→ Aim of the task:
Go line by line through the data below and count those that hold "axis". Return only the number.

→ Records from a data source:
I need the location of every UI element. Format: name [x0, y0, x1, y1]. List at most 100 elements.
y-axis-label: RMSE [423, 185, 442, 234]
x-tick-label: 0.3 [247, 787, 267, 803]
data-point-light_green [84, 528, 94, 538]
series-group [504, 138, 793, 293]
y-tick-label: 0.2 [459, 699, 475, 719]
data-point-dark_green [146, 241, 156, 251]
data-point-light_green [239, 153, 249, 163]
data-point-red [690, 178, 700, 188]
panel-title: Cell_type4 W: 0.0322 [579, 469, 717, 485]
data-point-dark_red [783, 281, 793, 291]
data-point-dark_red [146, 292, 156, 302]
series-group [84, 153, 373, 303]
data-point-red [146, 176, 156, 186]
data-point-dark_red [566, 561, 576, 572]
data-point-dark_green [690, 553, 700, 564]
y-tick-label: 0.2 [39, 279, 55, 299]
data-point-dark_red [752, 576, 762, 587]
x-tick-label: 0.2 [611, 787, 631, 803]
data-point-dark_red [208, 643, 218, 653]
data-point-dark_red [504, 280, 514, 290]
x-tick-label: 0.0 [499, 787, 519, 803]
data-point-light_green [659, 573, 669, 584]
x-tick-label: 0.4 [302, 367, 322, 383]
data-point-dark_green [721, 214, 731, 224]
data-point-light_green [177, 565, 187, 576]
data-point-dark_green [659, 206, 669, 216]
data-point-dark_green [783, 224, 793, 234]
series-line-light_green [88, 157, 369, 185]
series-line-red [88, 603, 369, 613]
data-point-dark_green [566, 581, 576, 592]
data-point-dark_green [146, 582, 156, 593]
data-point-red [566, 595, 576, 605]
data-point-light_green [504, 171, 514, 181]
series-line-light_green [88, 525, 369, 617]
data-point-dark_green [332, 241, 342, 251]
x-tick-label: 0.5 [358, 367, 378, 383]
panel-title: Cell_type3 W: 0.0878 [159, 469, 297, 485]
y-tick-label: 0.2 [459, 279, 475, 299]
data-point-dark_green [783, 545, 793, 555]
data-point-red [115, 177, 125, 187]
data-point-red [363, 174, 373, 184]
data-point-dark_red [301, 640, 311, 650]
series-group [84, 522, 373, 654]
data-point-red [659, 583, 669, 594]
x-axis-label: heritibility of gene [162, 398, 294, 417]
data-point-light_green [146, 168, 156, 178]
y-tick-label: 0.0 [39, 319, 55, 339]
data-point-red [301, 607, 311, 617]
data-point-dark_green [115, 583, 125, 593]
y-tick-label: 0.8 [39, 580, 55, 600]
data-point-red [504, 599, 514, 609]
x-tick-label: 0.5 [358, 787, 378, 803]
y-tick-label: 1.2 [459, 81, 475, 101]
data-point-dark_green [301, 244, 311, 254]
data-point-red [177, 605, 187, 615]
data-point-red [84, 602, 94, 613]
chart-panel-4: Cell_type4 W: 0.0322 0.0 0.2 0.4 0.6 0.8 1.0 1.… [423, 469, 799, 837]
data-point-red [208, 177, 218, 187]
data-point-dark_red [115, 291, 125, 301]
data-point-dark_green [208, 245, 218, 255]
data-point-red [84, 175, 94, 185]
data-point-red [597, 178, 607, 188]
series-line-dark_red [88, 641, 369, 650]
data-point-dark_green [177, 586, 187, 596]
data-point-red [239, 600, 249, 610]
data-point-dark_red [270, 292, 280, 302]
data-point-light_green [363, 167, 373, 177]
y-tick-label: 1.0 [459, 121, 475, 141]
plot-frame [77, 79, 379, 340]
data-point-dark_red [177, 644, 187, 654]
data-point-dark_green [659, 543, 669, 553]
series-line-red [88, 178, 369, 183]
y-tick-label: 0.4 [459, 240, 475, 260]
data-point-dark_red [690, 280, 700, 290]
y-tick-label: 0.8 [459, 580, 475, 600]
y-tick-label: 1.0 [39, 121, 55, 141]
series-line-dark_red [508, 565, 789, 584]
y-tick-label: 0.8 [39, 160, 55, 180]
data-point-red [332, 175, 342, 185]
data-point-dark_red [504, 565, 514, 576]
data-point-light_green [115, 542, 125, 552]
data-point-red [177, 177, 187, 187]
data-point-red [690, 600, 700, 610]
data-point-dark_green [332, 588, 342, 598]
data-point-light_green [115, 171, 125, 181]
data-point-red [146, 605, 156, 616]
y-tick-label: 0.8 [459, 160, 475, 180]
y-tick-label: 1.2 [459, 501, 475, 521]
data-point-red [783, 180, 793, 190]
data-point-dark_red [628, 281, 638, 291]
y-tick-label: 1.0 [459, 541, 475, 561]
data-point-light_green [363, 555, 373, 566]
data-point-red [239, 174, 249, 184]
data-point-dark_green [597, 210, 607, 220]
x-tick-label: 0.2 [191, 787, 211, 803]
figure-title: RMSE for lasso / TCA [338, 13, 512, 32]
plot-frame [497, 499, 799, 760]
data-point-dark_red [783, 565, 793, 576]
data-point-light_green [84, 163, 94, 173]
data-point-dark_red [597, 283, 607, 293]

→ Final answer:
2